[START]

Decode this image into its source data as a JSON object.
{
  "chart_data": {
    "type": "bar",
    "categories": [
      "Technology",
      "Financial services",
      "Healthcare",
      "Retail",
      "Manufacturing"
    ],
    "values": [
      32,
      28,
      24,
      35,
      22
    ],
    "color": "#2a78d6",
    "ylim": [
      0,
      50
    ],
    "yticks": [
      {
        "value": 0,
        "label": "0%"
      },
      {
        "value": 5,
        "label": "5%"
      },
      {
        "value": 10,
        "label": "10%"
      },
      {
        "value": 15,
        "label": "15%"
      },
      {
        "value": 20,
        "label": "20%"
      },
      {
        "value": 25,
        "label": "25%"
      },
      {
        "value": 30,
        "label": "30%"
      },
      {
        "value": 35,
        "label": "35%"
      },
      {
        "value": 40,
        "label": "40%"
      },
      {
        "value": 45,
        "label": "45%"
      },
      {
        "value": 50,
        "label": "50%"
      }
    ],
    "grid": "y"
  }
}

[END]

> _YOUR OBJECTIVE_
All records above must be set down exactly, please.

> _RESULT FOR THIS TASK_
Decode this image into its source data as a JSON object.
{
  "chart_data": {
    "type": "bar",
    "categories": [
      "Technology",
      "Financial services",
      "Healthcare",
      "Retail",
      "Manufacturing"
    ],
    "values": [
      32,
      28,
      24,
      35,
      22
    ],
    "color": "#2a78d6",
    "ylim": [
      0,
      50
    ],
    "yticks": [
      {
        "value": 0,
        "label": "0%"
      },
      {
        "value": 5,
        "label": "5%"
      },
      {
        "value": 10,
        "label": "10%"
      },
      {
        "value": 15,
        "label": "15%"
      },
      {
        "value": 20,
        "label": "20%"
      },
      {
        "value": 25,
        "label": "25%"
      },
      {
        "value": 30,
        "label": "30%"
      },
      {
        "value": 35,
        "label": "35%"
      },
      {
        "value": 40,
        "label": "40%"
      },
      {
        "value": 45,
        "label": "45%"
      },
      {
        "value": 50,
        "label": "50%"
      }
    ],
    "grid": "y"
  }
}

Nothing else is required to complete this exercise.